Every entry that follows should be reproduced exactly.
——
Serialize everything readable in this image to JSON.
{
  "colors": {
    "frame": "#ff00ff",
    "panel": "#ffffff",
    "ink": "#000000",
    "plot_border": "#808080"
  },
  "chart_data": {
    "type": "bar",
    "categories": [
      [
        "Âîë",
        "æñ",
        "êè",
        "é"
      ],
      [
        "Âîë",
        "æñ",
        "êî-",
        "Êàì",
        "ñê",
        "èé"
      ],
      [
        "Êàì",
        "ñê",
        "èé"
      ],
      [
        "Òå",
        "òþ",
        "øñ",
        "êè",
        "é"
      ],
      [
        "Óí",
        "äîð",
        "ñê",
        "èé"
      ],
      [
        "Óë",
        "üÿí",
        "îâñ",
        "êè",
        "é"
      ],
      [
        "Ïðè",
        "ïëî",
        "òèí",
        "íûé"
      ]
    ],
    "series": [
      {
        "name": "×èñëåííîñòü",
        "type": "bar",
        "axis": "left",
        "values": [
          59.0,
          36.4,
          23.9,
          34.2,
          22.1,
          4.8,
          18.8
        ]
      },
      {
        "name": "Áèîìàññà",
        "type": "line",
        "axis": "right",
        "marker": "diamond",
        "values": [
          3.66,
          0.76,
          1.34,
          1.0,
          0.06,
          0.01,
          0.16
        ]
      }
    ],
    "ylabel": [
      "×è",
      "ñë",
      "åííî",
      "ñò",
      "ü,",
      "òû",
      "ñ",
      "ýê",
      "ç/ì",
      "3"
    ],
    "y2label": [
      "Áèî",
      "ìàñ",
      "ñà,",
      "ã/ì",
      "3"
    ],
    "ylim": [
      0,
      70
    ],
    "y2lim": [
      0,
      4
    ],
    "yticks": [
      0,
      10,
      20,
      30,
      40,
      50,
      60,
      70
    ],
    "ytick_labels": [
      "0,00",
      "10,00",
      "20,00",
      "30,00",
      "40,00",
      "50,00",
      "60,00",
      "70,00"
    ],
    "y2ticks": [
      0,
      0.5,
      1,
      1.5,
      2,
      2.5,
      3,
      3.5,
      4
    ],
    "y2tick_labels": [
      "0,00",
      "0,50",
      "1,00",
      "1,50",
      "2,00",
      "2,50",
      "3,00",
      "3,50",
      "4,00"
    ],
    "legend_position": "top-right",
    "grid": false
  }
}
——
### Result for this exercise
Serialize everything readable in this image to JSON.
{
  "colors": {
    "frame": "#ff00ff",
    "panel": "#ffffff",
    "ink": "#000000",
    "plot_border": "#808080"
  },
  "chart_data": {
    "type": "bar",
    "categories": [
      [
        "Âîë",
        "æñ",
        "êè",
        "é"
      ],
      [
        "Âîë",
        "æñ",
        "êî-",
        "Êàì",
        "ñê",
        "èé"
      ],
      [
        "Êàì",
        "ñê",
        "èé"
      ],
      [
        "Òå",
        "òþ",
        "øñ",
        "êè",
        "é"
      ],
      [
        "Óí",
        "äîð",
        "ñê",
        "èé"
      ],
      [
        "Óë",
        "üÿí",
        "îâñ",
        "êè",
        "é"
      ],
      [
        "Ïðè",
        "ïëî",
        "òèí",
        "íûé"
      ]
    ],
    "series": [
      {
        "name": "×èñëåííîñòü",
        "type": "bar",
        "axis": "left",
        "values": [
          59.0,
          36.4,
          23.9,
          34.2,
          22.1,
          4.8,
          18.8
        ]
      },
      {
        "name": "Áèîìàññà",
        "type": "line",
        "axis": "right",
        "marker": "diamond",
        "values": [
          3.66,
          0.76,
          1.34,
          1.0,
          0.06,
          0.01,
          0.16
        ]
      }
    ],
    "ylabel": [
      "×è",
      "ñë",
      "åííî",
      "ñò",
      "ü,",
      "òû",
      "ñ",
      "ýê",
      "ç/ì",
      "3"
    ],
    "y2label": [
      "Áèî",
      "ìàñ",
      "ñà,",
      "ã/ì",
      "3"
    ],
    "ylim": [
      0,
      70
    ],
    "y2lim": [
      0,
      4
    ],
    "yticks": [
      0,
      10,
      20,
      30,
      40,
      50,
      60,
      70
    ],
    "ytick_labels": [
      "0,00",
      "10,00",
      "20,00",
      "30,00",
      "40,00",
      "50,00",
      "60,00",
      "70,00"
    ],
    "y2ticks": [
      0,
      0.5,
      1,
      1.5,
      2,
      2.5,
      3,
      3.5,
      4
    ],
    "y2tick_labels": [
      "0,00",
      "0,50",
      "1,00",
      "1,50",
      "2,00",
      "2,50",
      "3,00",
      "3,50",
      "4,00"
    ],
    "legend_position": "top-right",
    "grid": false
  }
}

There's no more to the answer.